__Problem requirements__.
Below are records; work out how many of their lines contain "caption" and give only that number.

━━━ Input

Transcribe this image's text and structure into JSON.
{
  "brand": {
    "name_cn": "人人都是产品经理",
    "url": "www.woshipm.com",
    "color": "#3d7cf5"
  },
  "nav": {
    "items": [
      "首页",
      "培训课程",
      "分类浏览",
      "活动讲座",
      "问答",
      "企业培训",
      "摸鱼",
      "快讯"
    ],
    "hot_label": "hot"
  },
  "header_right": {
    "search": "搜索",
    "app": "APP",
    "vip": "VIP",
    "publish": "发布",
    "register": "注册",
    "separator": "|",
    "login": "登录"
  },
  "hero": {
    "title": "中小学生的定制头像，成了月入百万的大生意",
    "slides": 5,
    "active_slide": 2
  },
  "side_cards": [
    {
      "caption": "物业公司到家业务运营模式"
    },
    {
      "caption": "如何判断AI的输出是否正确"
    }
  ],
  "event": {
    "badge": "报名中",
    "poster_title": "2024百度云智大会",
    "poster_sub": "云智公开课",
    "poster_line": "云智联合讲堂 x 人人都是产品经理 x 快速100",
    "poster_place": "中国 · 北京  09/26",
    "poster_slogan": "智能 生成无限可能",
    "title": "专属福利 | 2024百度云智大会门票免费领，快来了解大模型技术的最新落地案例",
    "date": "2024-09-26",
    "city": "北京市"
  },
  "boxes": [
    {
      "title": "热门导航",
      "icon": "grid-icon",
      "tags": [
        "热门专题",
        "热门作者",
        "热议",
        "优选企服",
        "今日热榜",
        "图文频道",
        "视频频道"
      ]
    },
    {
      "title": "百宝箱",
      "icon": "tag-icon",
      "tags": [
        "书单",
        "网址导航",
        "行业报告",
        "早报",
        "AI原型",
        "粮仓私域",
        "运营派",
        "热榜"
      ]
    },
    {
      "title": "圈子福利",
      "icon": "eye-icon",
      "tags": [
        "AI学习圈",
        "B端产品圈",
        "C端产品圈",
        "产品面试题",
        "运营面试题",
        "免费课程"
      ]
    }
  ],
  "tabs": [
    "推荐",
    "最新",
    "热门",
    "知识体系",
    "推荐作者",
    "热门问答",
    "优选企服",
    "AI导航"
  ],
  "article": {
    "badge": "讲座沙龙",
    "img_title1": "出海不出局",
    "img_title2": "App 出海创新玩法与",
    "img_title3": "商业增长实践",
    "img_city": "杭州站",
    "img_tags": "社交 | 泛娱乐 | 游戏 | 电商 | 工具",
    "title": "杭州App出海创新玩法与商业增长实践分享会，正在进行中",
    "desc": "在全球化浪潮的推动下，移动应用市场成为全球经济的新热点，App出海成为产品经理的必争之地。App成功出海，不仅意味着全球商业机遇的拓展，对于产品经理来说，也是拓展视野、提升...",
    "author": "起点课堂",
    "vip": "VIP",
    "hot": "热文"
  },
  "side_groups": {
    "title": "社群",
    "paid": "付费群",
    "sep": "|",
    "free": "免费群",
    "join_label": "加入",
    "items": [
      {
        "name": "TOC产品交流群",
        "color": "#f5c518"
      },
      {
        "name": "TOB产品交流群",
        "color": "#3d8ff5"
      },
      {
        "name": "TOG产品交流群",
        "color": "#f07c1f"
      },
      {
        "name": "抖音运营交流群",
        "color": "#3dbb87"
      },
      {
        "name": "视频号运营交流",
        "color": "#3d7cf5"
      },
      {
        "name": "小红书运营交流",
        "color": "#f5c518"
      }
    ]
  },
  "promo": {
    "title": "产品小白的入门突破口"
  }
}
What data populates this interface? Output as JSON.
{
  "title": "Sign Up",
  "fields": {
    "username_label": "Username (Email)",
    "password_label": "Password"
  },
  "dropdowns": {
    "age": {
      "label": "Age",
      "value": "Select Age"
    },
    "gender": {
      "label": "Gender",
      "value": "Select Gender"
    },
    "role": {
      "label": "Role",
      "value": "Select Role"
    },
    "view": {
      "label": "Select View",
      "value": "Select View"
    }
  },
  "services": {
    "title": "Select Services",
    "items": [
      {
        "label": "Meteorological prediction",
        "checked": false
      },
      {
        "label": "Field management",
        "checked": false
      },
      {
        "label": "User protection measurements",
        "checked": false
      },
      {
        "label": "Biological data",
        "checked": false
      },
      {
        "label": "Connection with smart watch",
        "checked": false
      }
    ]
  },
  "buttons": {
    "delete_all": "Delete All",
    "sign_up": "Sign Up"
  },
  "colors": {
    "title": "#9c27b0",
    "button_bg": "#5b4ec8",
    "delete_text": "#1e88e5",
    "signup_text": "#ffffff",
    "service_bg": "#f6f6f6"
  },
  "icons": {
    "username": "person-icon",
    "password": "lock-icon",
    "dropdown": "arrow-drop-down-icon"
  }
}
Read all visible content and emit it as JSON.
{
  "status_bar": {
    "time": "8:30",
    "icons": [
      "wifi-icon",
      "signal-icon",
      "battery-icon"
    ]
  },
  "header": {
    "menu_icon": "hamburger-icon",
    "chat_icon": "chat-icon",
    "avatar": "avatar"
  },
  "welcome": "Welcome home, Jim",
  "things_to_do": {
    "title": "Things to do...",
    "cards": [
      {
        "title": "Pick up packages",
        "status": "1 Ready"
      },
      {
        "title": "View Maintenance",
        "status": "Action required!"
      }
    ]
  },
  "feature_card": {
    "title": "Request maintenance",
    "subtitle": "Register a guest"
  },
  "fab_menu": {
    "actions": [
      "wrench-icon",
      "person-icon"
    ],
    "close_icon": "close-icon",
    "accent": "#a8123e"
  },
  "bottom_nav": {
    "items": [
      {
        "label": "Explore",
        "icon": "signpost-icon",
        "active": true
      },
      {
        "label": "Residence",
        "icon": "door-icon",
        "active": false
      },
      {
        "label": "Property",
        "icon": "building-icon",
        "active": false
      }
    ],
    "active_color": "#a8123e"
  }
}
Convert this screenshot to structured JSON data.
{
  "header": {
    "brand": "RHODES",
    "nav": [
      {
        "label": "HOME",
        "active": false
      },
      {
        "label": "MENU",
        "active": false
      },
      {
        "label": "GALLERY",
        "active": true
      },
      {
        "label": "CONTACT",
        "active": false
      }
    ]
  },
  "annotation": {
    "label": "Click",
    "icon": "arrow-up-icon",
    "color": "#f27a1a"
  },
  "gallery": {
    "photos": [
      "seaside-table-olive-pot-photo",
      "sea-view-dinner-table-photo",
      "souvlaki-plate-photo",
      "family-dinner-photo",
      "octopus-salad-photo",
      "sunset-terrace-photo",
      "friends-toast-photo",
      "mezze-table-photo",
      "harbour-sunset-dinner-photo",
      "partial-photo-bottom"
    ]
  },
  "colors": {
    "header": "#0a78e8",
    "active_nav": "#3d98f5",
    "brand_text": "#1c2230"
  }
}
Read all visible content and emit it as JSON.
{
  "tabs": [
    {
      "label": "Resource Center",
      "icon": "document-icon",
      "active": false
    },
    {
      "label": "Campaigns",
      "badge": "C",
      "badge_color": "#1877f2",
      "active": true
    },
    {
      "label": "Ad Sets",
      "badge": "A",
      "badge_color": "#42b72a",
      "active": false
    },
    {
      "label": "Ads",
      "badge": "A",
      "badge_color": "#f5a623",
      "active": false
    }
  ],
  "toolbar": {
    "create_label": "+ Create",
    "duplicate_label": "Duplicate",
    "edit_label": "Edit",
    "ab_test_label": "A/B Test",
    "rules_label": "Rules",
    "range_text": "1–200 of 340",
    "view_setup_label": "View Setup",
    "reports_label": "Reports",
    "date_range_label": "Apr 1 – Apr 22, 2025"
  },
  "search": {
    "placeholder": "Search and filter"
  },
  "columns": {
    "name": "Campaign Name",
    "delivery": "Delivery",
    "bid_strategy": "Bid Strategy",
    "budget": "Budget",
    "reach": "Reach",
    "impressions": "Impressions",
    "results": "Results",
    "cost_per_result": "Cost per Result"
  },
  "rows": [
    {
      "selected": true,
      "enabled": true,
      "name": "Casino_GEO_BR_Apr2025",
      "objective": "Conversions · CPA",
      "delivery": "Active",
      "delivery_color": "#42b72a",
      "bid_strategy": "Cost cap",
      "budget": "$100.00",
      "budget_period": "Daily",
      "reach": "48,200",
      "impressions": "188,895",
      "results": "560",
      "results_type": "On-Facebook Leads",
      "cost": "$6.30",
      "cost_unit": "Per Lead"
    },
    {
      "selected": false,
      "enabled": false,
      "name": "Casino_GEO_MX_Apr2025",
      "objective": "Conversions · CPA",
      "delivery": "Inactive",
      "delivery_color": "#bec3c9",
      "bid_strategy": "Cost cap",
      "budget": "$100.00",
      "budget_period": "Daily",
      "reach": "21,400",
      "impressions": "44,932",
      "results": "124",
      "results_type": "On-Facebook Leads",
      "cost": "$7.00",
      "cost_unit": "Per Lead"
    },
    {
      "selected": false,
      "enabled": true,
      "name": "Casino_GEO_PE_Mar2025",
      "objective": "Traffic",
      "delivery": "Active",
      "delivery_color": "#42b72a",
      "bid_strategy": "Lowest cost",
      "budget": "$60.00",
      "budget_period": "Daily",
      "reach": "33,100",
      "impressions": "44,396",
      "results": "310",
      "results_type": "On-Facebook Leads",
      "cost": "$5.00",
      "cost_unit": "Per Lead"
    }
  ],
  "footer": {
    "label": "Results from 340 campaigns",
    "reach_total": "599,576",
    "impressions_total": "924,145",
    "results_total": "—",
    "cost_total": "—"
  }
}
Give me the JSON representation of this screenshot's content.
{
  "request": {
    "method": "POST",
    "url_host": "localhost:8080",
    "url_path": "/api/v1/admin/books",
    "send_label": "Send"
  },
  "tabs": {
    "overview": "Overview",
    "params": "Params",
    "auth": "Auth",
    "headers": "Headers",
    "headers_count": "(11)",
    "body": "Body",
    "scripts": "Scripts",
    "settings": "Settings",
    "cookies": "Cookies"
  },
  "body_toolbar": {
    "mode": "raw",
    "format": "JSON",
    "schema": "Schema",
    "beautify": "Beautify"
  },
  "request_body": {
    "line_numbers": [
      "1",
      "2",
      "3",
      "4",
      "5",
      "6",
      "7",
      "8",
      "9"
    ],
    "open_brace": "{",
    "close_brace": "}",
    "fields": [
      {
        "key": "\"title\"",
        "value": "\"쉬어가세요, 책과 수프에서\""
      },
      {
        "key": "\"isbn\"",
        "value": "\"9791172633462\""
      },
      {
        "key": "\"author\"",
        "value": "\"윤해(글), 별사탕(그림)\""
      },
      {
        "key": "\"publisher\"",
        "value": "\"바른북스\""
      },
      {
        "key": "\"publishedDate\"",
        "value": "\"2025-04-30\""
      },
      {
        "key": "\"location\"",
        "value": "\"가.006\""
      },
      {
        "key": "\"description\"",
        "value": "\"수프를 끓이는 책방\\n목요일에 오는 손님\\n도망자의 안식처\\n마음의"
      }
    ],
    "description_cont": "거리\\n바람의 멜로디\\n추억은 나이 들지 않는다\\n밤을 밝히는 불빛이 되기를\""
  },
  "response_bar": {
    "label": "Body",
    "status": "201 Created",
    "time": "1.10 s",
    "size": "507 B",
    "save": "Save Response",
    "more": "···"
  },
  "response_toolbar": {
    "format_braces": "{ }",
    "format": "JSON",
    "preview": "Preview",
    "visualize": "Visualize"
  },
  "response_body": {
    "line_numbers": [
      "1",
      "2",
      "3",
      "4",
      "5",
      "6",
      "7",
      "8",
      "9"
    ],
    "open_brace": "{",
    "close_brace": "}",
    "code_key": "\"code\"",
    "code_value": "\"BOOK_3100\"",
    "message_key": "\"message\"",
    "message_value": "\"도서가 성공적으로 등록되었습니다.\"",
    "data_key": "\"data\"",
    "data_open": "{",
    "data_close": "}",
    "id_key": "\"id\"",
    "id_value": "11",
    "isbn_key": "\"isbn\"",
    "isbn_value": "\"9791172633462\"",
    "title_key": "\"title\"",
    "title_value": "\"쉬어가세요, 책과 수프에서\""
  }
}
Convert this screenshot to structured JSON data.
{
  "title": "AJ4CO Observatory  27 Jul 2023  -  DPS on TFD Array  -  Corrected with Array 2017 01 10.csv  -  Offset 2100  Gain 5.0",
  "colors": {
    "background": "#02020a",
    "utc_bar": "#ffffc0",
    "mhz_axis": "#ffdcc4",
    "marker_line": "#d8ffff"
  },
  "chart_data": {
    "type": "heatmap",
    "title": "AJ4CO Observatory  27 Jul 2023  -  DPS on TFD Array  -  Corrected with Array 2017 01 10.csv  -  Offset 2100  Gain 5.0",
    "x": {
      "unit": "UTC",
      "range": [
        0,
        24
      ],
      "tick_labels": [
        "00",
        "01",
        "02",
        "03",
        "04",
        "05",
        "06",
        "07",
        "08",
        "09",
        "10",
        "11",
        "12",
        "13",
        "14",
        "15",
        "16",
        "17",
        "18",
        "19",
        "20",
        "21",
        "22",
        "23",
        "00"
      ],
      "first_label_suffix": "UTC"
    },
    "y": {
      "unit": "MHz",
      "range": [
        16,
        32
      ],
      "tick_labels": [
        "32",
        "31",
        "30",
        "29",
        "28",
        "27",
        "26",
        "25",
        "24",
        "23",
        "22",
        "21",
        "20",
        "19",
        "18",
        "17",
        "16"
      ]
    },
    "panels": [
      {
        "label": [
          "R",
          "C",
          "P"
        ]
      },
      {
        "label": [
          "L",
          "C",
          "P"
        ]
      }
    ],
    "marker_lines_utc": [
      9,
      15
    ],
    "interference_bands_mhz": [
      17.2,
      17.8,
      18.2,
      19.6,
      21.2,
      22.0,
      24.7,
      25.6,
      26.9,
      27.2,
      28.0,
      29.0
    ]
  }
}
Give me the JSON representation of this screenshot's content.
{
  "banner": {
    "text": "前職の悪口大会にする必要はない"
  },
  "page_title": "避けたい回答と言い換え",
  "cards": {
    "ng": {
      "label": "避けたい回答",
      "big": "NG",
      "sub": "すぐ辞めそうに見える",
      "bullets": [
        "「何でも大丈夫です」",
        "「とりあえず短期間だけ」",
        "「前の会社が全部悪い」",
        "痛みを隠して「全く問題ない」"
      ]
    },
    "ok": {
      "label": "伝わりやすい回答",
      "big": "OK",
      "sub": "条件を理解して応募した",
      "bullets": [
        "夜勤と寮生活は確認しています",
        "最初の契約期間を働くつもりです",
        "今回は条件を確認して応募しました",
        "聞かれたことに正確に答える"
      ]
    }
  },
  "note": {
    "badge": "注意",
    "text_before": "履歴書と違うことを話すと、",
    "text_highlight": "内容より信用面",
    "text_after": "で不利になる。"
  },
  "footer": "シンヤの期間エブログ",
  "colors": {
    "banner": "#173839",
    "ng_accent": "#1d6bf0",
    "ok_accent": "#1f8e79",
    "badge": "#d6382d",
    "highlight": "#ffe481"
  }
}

━━━━━━

__Result__.
2